TASK PROMPT:
Convert the records below into a Markdown table with the columns "No." and "Entry", putting each nonblank line in its own numbered row and skipping blank lines.

Collected data entries:
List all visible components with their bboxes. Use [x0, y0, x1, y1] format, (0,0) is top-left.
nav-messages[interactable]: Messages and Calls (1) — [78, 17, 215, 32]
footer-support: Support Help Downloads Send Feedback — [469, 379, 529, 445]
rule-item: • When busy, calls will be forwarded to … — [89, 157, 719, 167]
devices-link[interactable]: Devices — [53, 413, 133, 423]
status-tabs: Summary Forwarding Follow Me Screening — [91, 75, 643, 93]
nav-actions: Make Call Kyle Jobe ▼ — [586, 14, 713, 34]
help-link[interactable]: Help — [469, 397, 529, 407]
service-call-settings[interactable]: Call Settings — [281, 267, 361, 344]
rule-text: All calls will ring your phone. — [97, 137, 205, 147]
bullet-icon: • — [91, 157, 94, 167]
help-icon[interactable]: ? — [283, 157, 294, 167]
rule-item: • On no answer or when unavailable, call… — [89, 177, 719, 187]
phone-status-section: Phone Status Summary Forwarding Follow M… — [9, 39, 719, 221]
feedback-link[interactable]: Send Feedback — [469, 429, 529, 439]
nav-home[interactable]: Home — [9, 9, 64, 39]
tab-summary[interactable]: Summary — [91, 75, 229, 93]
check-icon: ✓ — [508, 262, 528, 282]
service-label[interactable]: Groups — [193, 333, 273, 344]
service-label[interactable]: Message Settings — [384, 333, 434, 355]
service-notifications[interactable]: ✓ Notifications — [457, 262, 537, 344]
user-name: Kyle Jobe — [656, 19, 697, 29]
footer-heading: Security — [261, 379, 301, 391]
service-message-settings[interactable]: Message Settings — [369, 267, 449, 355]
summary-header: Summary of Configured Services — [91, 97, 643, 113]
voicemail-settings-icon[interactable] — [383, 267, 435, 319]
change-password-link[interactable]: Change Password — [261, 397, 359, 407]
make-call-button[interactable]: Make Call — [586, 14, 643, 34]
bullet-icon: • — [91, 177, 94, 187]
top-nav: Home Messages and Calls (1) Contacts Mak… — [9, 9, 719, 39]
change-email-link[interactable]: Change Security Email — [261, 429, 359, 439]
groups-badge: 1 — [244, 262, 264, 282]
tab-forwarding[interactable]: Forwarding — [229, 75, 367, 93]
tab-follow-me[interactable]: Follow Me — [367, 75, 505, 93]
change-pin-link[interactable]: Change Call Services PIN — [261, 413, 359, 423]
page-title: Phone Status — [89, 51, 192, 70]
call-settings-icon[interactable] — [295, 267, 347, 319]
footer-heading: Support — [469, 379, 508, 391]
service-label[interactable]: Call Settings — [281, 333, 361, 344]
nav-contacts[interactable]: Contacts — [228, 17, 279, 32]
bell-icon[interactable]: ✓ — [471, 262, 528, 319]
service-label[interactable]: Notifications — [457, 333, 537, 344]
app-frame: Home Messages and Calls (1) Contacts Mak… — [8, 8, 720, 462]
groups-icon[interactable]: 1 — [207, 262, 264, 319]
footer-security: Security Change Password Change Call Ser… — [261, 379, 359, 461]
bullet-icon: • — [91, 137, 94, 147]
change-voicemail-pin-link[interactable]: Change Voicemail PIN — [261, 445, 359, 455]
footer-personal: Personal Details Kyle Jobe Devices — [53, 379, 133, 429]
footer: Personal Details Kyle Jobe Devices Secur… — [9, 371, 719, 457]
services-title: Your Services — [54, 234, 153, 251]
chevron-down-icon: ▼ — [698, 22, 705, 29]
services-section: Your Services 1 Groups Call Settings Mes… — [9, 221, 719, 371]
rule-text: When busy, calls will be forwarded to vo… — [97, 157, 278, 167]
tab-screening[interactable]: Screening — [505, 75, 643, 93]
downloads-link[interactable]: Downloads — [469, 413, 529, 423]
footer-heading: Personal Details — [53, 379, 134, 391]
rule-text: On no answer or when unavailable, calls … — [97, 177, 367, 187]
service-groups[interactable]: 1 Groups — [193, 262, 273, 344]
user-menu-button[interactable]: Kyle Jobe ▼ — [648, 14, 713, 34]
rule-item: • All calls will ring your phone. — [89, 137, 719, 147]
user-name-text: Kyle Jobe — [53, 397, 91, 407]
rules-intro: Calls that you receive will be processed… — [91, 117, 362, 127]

FINAL ANSWER:
| No. | Entry |
|---|---|
| 1 | List all visible components with their bboxes. Use [x0, y0, x1, y1] format, (0,0) is top-left. |
| 2 | nav-messages[interactable]: Messages and Calls (1) — [78, 17, 215, 32] |
| 3 | footer-support: Support Help Downloads Send Feedback — [469, 379, 529, 445] |
| 4 | rule-item: • When busy, calls will be forwarded to … — [89, 157, 719, 167] |
| 5 | devices-link[interactable]: Devices — [53, 413, 133, 423] |
| 6 | status-tabs: Summary Forwarding Follow Me Screening — [91, 75, 643, 93] |
| 7 | nav-actions: Make Call Kyle Jobe ▼ — [586, 14, 713, 34] |
| 8 | help-link[interactable]: Help — [469, 397, 529, 407] |
| 9 | service-call-settings[interactable]: Call Settings — [281, 267, 361, 344] |
| 10 | rule-text: All calls will ring your phone. — [97, 137, 205, 147] |
| 11 | bullet-icon: • — [91, 157, 94, 167] |
| 12 | help-icon[interactable]: ? — [283, 157, 294, 167] |
| 13 | rule-item: • On no answer or when unavailable, call… — [89, 177, 719, 187] |
| 14 | phone-status-section: Phone Status Summary Forwarding Follow M… — [9, 39, 719, 221] |
| 15 | feedback-link[interactable]: Send Feedback — [469, 429, 529, 439] |
| 16 | nav-home[interactable]: Home — [9, 9, 64, 39] |
| 17 | tab-summary[interactable]: Summary — [91, 75, 229, 93] |
| 18 | check-icon: ✓ — [508, 262, 528, 282] |
| 19 | service-label[interactable]: Groups — [193, 333, 273, 344] |
| 20 | service-label[interactable]: Message Settings — [384, 333, 434, 355] |
| 21 | service-notifications[interactable]: ✓ Notifications — [457, 262, 537, 344] |
| 22 | user-name: Kyle Jobe — [656, 19, 697, 29] |
| 23 | footer-heading: Security — [261, 379, 301, 391] |
| 24 | service-message-settings[interactable]: Message Settings — [369, 267, 449, 355] |
| 25 | summary-header: Summary of Configured Services — [91, 97, 643, 113] |
| 26 | voicemail-settings-icon[interactable] — [383, 267, 435, 319] |
| 27 | change-password-link[interactable]: Change Password — [261, 397, 359, 407] |
| 28 | make-call-button[interactable]: Make Call — [586, 14, 643, 34] |
| 29 | bullet-icon: • — [91, 177, 94, 187] |
| 30 | top-nav: Home Messages and Calls (1) Contacts Mak… — [9, 9, 719, 39] |
| 31 | change-email-link[interactable]: Change Security Email — [261, 429, 359, 439] |
| 32 | groups-badge: 1 — [244, 262, 264, 282] |
| 33 | tab-forwarding[interactable]: Forwarding — [229, 75, 367, 93] |
| 34 | tab-follow-me[interactable]: Follow Me — [367, 75, 505, 93] |
| 35 | change-pin-link[interactable]: Change Call Services PIN — [261, 413, 359, 423] |
| 36 | page-title: Phone Status — [89, 51, 192, 70] |
| 37 | call-settings-icon[interactable] — [295, 267, 347, 319] |
| 38 | footer-heading: Support — [469, 379, 508, 391] |
| 39 | service-label[interactable]: Call Settings — [281, 333, 361, 344] |
| 40 | nav-contacts[interactable]: Contacts — [228, 17, 279, 32] |
| 41 | bell-icon[interactable]: ✓ — [471, 262, 528, 319] |
| 42 | service-label[interactable]: Notifications — [457, 333, 537, 344] |
| 43 | app-frame: Home Messages and Calls (1) Contacts Mak… — [8, 8, 720, 462] |
| 44 | groups-icon[interactable]: 1 — [207, 262, 264, 319] |
| 45 | footer-security: Security Change Password Change Call Ser… — [261, 379, 359, 461] |
| 46 | bullet-icon: • — [91, 137, 94, 147] |
| 47 | change-voicemail-pin-link[interactable]: Change Voicemail PIN — [261, 445, 359, 455] |
| 48 | footer-personal: Personal Details Kyle Jobe Devices — [53, 379, 133, 429] |
| 49 | footer: Personal Details Kyle Jobe Devices Secur… — [9, 371, 719, 457] |
| 50 | services-title: Your Services — [54, 234, 153, 251] |
| 51 | chevron-down-icon: ▼ — [698, 22, 705, 29] |
| 52 | services-section: Your Services 1 Groups Call Settings Mes… — [9, 221, 719, 371] |
| 53 | rule-text: When busy, calls will be forwarded to vo… — [97, 157, 278, 167] |
| 54 | tab-screening[interactable]: Screening — [505, 75, 643, 93] |
| 55 | downloads-link[interactable]: Downloads — [469, 413, 529, 423] |
| 56 | footer-heading: Personal Details — [53, 379, 134, 391] |
| 57 | rule-text: On no answer or when unavailable, calls … — [97, 177, 367, 187] |
| 58 | service-groups[interactable]: 1 Groups — [193, 262, 273, 344] |
| 59 | user-menu-button[interactable]: Kyle Jobe ▼ — [648, 14, 713, 34] |
| 60 | rule-item: • All calls will ring your phone. — [89, 137, 719, 147] |
| 61 | user-name-text: Kyle Jobe — [53, 397, 91, 407] |
| 62 | rules-intro: Calls that you receive will be processed… — [91, 117, 362, 127] |